Stored items:
START

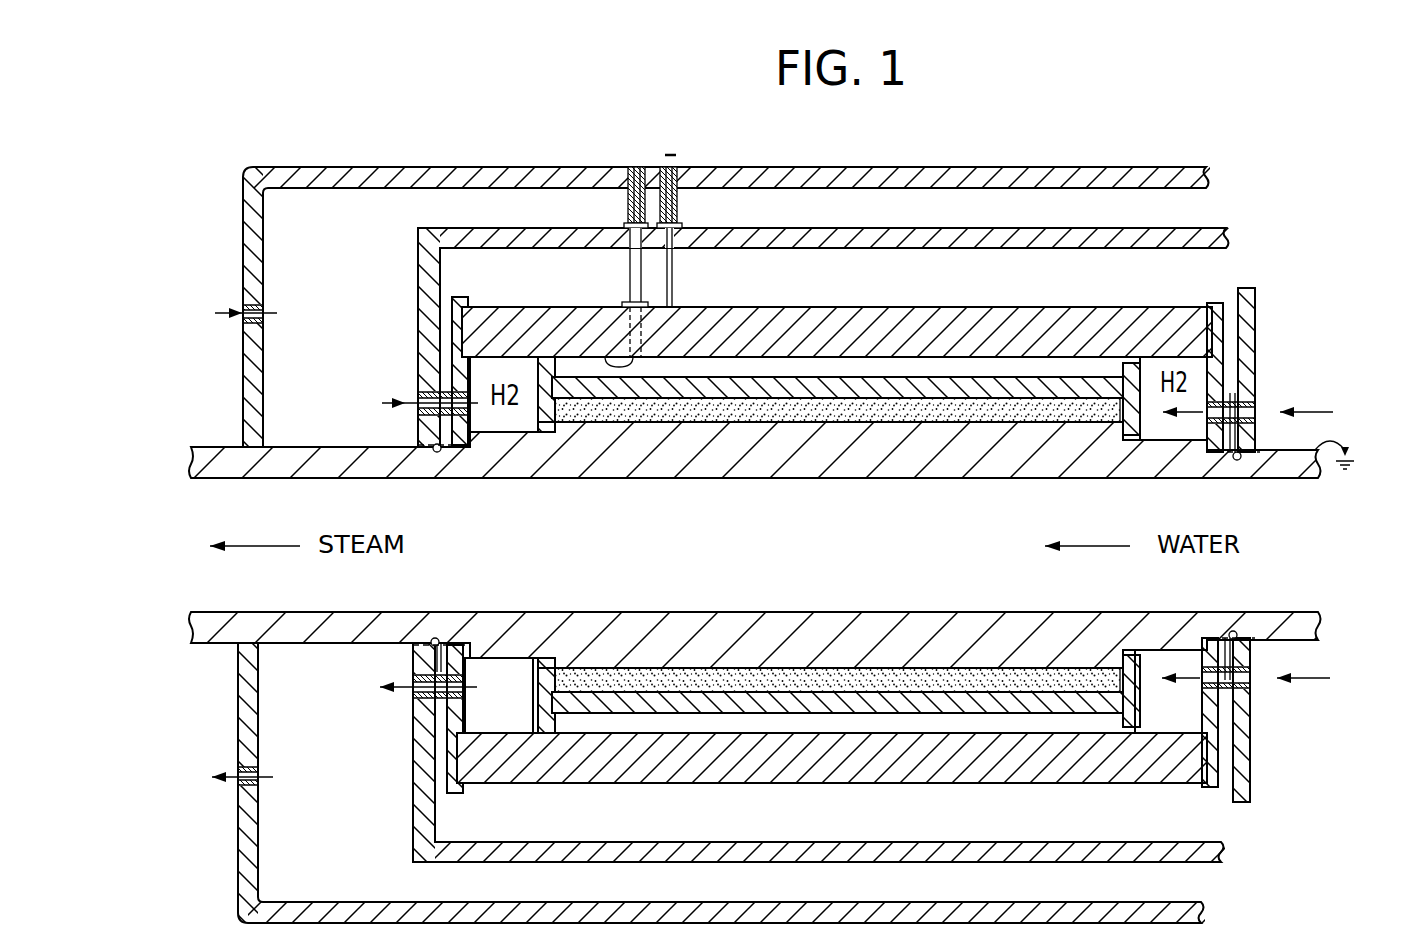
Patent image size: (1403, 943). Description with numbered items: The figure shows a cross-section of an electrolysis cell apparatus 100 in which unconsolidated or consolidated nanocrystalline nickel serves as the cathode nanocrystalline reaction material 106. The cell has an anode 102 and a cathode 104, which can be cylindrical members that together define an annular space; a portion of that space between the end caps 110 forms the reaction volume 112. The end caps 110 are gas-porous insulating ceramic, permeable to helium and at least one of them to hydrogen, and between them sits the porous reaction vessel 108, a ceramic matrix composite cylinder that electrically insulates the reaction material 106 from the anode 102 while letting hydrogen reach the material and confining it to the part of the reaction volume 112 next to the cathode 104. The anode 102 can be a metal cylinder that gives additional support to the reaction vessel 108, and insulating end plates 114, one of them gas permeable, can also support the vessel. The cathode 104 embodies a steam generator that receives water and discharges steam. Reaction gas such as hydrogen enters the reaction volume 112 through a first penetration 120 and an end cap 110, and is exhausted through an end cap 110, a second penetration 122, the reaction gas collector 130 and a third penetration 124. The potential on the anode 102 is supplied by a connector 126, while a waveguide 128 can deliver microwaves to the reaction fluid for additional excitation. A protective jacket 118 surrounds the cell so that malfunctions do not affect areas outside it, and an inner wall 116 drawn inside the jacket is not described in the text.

The electrolysis cell apparatus 100 is at (1288, 776).
The anode 102 is at (1040, 325).
The cathode 104 is at (1308, 478).
The cathode nanocrystalline reaction material 106 is at (712, 398).
The porous reaction vessel 108 is at (597, 380).
The end caps 110 is at (1137, 365).
The reaction volume 112 is at (905, 377).
The insulating end plates 114 is at (1243, 285).
The inner housing wall 116 is at (1230, 240).
The protective jacket 118 is at (1212, 173).
The first penetration 120 is at (1257, 406).
The second penetration 122 is at (392, 402).
The third penetration 124 is at (216, 314).
The connector 126 is at (673, 145).
The waveguide 128 is at (628, 142).
The reaction gas collector 130 is at (340, 280).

END

→ WHAT THE TASK REQUIRES:
Reproduce every line of the records above verbatim, omitting the pictures.

→ ANSWER:
Patent image size: (1403, 943). Description with numbered items: The figure shows a cross-section of an electrolysis cell apparatus 100 in which unconsolidated or consolidated nanocrystalline nickel serves as the cathode nanocrystalline reaction material 106. The cell has an anode 102 and a cathode 104, which can be cylindrical members that together define an annular space; a portion of that space between the end caps 110 forms the reaction volume 112. The end caps 110 are gas-porous insulating ceramic, permeable to helium and at least one of them to hydrogen, and between them sits the porous reaction vessel 108, a ceramic matrix composite cylinder that electrically insulates the reaction material 106 from the anode 102 while letting hydrogen reach the material and confining it to the part of the reaction volume 112 next to the cathode 104. The anode 102 can be a metal cylinder that gives additional support to the reaction vessel 108, and insulating end plates 114, one of them gas permeable, can also support the vessel. The cathode 104 embodies a steam generator that receives water and discharges steam. Reaction gas such as hydrogen enters the reaction volume 112 through a first penetration 120 and an end cap 110, and is exhausted through an end cap 110, a second penetration 122, the reaction gas collector 130 and a third penetration 124. The potential on the anode 102 is supplied by a connector 126, while a waveguide 128 can deliver microwaves to the reaction fluid for additional excitation. A protective jacket 118 surrounds the cell so that malfunctions do not affect areas outside it, and an inner wall 116 drawn inside the jacket is not described in the text.

The electrolysis cell apparatus 100 is at (1288, 776).
The anode 102 is at (1040, 325).
The cathode 104 is at (1308, 478).
The cathode nanocrystalline reaction material 106 is at (712, 398).
The porous reaction vessel 108 is at (597, 380).
The end caps 110 is at (1137, 365).
The reaction volume 112 is at (905, 377).
The insulating end plates 114 is at (1243, 285).
The inner housing wall 116 is at (1230, 240).
The protective jacket 118 is at (1212, 173).
The first penetration 120 is at (1257, 406).
The second penetration 122 is at (392, 402).
The third penetration 124 is at (216, 314).
The connector 126 is at (673, 145).
The waveguide 128 is at (628, 142).
The reaction gas collector 130 is at (340, 280).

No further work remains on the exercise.